_REQUIREMENTS_
Drop all images and give the records again exactly.

____________

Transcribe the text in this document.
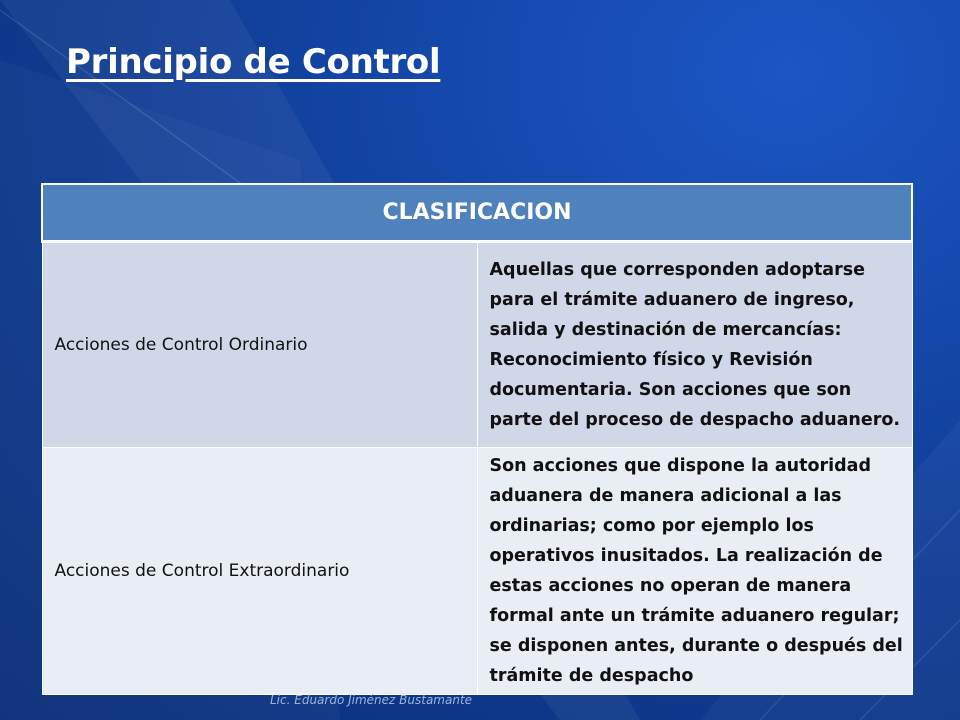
Principio de Control
CLASIFICACION	
Acciones de Control Ordinario	Aquellas que corresponden adoptarse para el trámite aduanero de ingreso, salida y destinación de mercancías: Reconocimiento físico y Revisión documentaria. Son acciones que son parte del proceso de despacho aduanero.
Acciones de Control Extraordinario	Son acciones que dispone la autoridad aduanera de manera adicional a las ordinarias; como por ejemplo los operativos inusitados. La realización de estas acciones no operan de manera formal ante un trámite aduanero regular; se disponen antes, durante o después del trámite de despacho
Lic. Eduardo Jiménez Bustamante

____________

_RESULT OF THIS TASK_
Transcribe the text in this document.
Principio de Control
CLASIFICACION	
Acciones de Control Ordinario	Aquellas que corresponden adoptarse para el trámite aduanero de ingreso, salida y destinación de mercancías: Reconocimiento físico y Revisión documentaria. Son acciones que son parte del proceso de despacho aduanero.
Acciones de Control Extraordinario	Son acciones que dispone la autoridad aduanera de manera adicional a las ordinarias; como por ejemplo los operativos inusitados. La realización de estas acciones no operan de manera formal ante un trámite aduanero regular; se disponen antes, durante o después del trámite de despacho
Lic. Eduardo Jiménez Bustamante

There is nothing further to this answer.